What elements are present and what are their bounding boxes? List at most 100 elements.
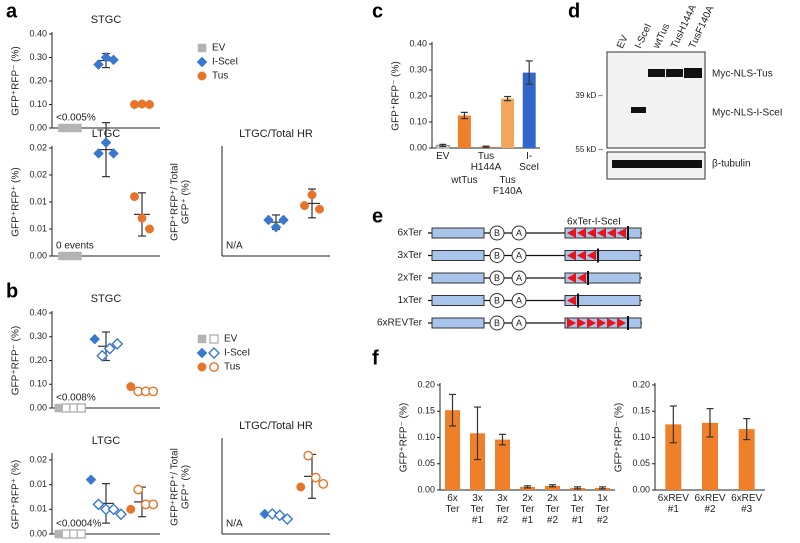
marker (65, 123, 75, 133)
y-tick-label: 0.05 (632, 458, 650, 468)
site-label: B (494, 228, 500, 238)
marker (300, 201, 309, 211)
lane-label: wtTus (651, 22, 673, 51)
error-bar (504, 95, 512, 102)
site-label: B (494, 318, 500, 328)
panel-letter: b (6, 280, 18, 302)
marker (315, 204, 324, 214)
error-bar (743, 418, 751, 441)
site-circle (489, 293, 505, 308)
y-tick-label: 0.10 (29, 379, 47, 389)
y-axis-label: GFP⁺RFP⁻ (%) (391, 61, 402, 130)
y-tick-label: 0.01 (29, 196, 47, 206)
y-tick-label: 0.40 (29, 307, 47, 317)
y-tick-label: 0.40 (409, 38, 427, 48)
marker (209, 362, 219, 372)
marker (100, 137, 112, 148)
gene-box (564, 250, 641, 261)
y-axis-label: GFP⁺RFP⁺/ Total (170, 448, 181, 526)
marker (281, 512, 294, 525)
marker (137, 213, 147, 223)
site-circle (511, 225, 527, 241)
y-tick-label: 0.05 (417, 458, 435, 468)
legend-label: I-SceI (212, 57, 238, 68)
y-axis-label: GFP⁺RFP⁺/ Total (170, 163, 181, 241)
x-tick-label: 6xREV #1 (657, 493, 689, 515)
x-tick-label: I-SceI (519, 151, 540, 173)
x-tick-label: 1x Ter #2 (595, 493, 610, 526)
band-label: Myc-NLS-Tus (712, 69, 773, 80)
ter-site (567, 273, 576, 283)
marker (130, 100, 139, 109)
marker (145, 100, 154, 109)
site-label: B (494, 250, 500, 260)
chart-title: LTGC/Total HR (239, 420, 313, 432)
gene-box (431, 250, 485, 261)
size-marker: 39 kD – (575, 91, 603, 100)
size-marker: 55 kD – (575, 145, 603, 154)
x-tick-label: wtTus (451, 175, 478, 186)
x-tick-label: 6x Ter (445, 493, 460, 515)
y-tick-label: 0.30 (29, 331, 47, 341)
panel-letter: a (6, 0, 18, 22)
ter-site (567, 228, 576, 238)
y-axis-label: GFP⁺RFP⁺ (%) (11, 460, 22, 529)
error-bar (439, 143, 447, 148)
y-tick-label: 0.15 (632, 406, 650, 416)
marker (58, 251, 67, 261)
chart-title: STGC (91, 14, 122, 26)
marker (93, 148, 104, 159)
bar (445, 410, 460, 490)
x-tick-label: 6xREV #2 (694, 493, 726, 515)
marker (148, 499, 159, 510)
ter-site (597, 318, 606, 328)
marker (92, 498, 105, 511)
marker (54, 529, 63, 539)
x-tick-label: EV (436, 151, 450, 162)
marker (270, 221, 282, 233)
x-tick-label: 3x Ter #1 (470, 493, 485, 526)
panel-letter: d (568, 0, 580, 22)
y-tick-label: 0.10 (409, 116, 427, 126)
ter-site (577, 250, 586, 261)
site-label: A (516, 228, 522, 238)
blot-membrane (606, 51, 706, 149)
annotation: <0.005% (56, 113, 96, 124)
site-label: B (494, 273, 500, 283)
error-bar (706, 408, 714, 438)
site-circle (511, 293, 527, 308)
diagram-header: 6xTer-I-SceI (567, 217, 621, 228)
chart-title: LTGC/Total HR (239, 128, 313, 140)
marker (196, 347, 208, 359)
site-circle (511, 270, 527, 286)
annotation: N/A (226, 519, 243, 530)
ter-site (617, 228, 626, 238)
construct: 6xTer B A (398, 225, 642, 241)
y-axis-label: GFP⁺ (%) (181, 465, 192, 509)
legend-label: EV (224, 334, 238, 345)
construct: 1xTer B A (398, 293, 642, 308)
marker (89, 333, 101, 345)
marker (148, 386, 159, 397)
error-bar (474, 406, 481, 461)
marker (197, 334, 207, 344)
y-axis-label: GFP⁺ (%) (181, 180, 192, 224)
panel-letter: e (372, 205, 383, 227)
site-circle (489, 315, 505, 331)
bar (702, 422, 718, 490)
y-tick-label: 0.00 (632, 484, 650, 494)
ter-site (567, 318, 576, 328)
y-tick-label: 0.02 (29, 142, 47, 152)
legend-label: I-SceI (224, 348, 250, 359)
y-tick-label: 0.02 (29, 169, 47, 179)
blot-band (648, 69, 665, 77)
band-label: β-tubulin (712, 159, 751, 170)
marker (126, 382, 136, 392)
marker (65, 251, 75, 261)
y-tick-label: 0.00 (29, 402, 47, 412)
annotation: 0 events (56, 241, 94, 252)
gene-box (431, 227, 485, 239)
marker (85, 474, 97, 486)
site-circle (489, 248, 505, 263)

--

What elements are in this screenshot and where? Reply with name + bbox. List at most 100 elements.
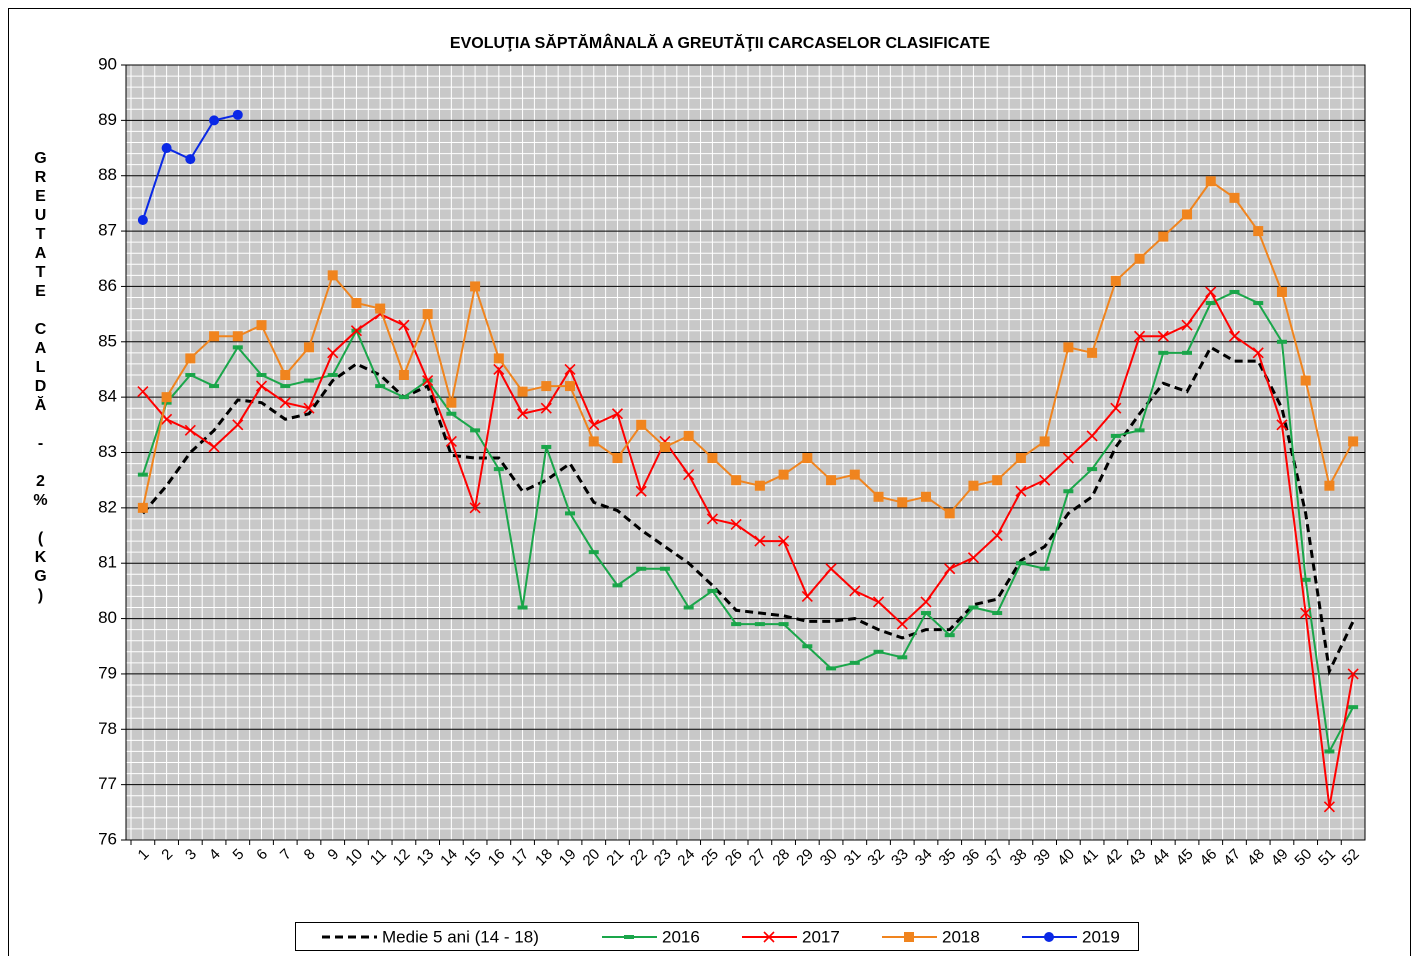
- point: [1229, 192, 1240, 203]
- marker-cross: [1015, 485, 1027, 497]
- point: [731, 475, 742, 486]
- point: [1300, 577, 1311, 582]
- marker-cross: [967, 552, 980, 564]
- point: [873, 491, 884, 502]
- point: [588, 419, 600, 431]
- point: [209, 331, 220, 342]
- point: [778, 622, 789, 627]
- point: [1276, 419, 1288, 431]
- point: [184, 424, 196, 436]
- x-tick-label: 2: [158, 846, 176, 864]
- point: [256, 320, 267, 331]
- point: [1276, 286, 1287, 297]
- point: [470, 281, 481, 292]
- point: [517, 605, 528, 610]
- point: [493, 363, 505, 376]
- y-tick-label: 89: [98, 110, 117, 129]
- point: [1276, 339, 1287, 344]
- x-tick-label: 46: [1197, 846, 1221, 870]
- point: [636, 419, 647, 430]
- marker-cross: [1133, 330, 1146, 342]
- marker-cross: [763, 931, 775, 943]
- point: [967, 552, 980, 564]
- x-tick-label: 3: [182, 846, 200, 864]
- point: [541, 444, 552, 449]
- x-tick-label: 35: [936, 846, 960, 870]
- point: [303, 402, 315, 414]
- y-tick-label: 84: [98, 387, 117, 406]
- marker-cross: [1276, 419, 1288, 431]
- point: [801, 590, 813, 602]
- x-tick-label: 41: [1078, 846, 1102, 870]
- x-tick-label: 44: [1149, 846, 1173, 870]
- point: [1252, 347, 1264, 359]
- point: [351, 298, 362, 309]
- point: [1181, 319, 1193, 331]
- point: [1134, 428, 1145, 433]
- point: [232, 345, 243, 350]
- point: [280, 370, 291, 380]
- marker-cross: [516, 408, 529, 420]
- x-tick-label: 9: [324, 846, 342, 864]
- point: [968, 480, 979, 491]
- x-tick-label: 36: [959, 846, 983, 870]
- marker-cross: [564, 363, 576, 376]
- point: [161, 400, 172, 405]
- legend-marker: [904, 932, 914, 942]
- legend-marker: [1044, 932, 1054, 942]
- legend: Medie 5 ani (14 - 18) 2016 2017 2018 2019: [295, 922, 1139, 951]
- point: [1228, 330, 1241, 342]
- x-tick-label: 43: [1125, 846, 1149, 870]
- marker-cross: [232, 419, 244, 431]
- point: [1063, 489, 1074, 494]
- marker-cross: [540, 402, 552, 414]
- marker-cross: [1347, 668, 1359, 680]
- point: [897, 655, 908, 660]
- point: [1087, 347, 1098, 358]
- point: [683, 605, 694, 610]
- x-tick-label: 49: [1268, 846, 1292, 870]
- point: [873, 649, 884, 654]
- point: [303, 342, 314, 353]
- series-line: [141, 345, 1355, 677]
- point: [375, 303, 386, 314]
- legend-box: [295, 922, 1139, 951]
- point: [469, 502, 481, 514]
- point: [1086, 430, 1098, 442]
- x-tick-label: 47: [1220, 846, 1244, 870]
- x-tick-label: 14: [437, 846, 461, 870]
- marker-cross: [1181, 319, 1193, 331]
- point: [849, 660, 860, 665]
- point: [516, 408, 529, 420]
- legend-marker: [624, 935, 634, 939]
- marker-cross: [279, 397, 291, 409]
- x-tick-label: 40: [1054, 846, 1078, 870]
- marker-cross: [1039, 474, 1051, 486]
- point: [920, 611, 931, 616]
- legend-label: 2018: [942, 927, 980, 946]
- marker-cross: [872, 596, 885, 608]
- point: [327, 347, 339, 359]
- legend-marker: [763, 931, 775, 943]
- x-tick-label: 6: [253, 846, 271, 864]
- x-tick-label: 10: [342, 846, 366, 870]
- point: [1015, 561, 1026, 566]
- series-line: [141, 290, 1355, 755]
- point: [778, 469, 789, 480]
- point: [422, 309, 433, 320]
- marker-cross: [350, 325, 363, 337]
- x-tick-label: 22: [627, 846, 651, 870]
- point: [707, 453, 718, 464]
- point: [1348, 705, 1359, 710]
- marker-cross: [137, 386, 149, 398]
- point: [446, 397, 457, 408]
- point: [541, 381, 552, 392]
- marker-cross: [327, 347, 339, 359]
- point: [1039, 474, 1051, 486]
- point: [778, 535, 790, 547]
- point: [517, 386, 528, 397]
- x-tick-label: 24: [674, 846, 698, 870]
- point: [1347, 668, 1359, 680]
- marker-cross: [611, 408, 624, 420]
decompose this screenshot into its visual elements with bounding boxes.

* * *

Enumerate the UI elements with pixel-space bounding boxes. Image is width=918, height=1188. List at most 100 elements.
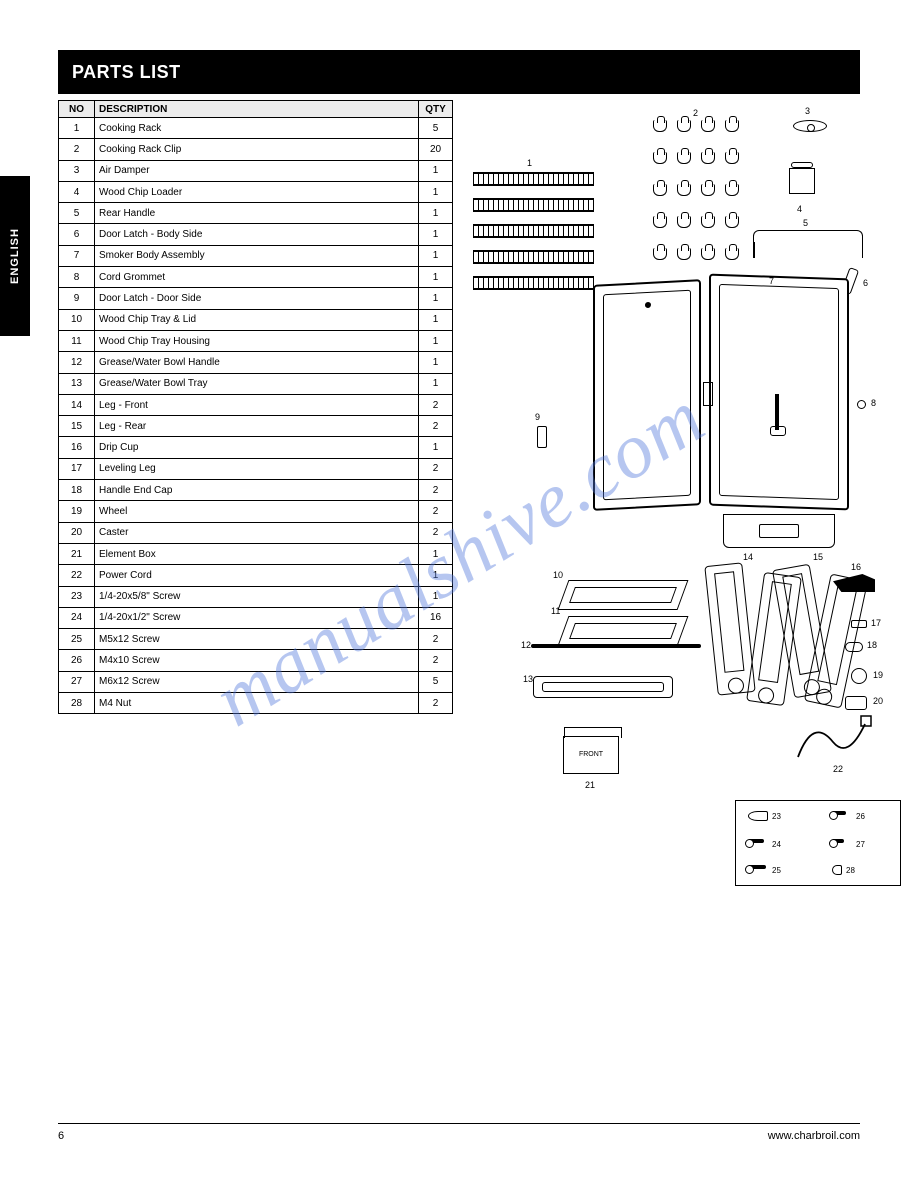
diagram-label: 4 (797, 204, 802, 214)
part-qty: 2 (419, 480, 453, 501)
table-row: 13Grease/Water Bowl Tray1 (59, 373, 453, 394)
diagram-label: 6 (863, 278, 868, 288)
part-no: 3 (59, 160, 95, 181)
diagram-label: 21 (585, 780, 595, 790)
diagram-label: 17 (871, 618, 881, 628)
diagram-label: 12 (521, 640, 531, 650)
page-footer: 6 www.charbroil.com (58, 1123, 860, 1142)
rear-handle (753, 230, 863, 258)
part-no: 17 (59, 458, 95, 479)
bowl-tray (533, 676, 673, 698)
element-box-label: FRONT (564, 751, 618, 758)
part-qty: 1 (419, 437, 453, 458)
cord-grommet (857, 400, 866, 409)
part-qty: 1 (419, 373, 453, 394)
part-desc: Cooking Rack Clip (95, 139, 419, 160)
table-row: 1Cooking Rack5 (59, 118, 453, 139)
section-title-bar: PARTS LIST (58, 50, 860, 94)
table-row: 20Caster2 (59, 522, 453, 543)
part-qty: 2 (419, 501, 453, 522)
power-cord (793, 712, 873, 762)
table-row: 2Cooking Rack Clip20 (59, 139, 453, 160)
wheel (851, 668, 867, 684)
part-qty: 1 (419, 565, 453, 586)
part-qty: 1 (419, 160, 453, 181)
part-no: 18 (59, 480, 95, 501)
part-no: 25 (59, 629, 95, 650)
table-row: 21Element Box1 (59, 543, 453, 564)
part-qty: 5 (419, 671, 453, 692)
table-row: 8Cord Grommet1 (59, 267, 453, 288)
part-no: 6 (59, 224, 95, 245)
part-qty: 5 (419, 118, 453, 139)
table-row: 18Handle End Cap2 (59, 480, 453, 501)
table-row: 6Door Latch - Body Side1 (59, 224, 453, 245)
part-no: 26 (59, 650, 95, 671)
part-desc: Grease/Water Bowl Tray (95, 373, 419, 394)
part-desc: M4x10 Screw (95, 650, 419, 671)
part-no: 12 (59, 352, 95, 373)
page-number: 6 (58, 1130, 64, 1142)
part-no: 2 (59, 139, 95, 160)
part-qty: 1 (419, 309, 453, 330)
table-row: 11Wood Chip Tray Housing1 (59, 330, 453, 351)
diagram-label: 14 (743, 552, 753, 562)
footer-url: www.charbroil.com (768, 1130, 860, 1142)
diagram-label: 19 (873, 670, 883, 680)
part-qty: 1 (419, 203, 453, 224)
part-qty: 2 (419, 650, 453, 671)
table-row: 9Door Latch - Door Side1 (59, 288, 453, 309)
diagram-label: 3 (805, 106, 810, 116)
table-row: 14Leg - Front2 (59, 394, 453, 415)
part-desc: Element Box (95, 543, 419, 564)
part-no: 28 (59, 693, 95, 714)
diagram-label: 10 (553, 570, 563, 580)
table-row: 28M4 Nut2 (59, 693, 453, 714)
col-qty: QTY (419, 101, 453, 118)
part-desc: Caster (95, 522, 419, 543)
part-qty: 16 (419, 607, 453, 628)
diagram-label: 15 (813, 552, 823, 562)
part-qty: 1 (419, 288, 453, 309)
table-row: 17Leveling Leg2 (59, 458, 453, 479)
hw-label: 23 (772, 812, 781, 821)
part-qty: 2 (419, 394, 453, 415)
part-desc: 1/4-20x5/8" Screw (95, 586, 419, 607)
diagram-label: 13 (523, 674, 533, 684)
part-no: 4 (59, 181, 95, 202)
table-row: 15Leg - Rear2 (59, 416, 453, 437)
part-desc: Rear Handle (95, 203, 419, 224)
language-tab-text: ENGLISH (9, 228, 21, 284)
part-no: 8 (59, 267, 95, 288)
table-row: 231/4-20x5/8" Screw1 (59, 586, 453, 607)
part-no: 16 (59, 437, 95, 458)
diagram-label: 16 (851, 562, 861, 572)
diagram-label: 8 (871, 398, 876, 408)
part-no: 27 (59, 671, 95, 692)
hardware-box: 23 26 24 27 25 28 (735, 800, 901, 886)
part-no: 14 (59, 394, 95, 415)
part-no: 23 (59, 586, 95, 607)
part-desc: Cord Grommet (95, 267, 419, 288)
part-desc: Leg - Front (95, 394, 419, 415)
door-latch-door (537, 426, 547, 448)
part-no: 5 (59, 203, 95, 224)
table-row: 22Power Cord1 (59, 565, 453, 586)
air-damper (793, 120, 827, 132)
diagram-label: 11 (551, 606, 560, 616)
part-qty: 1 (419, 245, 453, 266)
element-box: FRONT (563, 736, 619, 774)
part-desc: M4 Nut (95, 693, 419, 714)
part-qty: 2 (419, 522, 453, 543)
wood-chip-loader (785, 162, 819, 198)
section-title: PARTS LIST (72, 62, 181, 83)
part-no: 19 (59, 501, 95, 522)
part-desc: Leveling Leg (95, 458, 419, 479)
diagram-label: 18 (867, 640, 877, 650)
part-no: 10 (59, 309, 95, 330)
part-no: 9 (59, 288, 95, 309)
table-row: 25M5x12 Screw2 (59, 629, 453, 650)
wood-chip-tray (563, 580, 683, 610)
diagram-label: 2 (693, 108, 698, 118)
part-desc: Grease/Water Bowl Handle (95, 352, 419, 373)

WHAT YOU ARE ASKED TO DO: Rewrite the lines of the material as a JSON list of strings with one string per line, starting with the line that contains "- point: [1229, 192, 1240, 203]" and going on through the line that contains "- point: [303, 342, 314, 353]". Leave out any blank lines.

FINAL RESULT:
[
  "- point: [1229, 192, 1240, 203]",
  "- marker-cross: [1015, 485, 1027, 497]",
  "- point: [731, 475, 742, 486]",
  "- point: [1300, 577, 1311, 582]",
  "- marker-cross: [967, 552, 980, 564]",
  "- point: [873, 491, 884, 502]",
  "- point: [588, 419, 600, 431]",
  "- point: [209, 331, 220, 342]",
  "- point: [778, 622, 789, 627]",
  "- point: [1276, 419, 1288, 431]",
  "- point: [184, 424, 196, 436]",
  "- x-tick-label: 2: [158, 846, 176, 864]",
  "- point: [256, 320, 267, 331]",
  "- point: [1276, 286, 1287, 297]",
  "- point: [470, 281, 481, 292]",
  "- point: [517, 605, 528, 610]",
  "- point: [493, 363, 505, 376]",
  "- y-tick-label: 89: [98, 110, 117, 129]",
  "- point: [1276, 339, 1287, 344]",
  "- x-tick-label: 46: [1197, 846, 1221, 870]",
  "- point: [636, 419, 647, 430]",
  "- marker-cross: [1133, 330, 1146, 342]",
  "- marker-cross: [763, 931, 775, 943]",
  "- point: [967, 552, 980, 564]",
  "- x-tick-label: 3: [182, 846, 200, 864]",
  "- point: [541, 444, 552, 449]",
  "- x-tick-label: 35: [936, 846, 960, 870]",
  "- point: [303, 402, 315, 414]",
  "- y-tick-label: 84: [98, 387, 117, 406]",
  "- marker-cross: [1276, 419, 1288, 431]",
  "- point: [801, 590, 813, 602]",
  "- x-tick-label: 41: [1078, 846, 1102, 870]",
  "- x-tick-label: 44: [1149, 846, 1173, 870]",
  "- point: [1252, 347, 1264, 359]",
  "- point: [351, 298, 362, 309]",
  "- point: [1181, 319, 1193, 331]",
  "- point: [1134, 428, 1145, 433]",
  "- point: [232, 345, 243, 350]",
  "- point: [280, 370, 291, 380]",
  "- marker-cross: [516, 408, 529, 420]",
  "- x-tick-label: 9: [324, 846, 342, 864]",
  "- point: [968, 480, 979, 491]",
  "- x-tick-label: 36: [959, 846, 983, 870]",
  "- marker-cross: [564, 363, 576, 376]",
  "- point: [161, 400, 172, 405]",
  "- legend-marker: [904, 932, 914, 942]",
  "- legend-marker: [1044, 932, 1054, 942]",
  "- legend: Medie 5 ani (14 - 18) 2016 2017 2018 2019: [295, 922, 1139, 951]",
  "- point: [1228, 330, 1241, 342]",
  "- x-tick-label: 43: [1125, 846, 1149, 870]",
  "- marker-cross: [232, 419, 244, 431]",
  "- point: [1063, 489, 1074, 494]",
  "- marker-cross: [540, 402, 552, 414]",
  "- marker-cross: [1347, 668, 1359, 680]",
  "- point: [897, 655, 908, 660]",
  "- point: [1087, 347, 1098, 358]",
  "- point: [683, 605, 694, 610]",
  "- x-tick-label: 49: [1268, 846, 1292, 870]",
  "- point: [873, 649, 884, 654]",
  "- point: [303, 342, 314, 353]"
]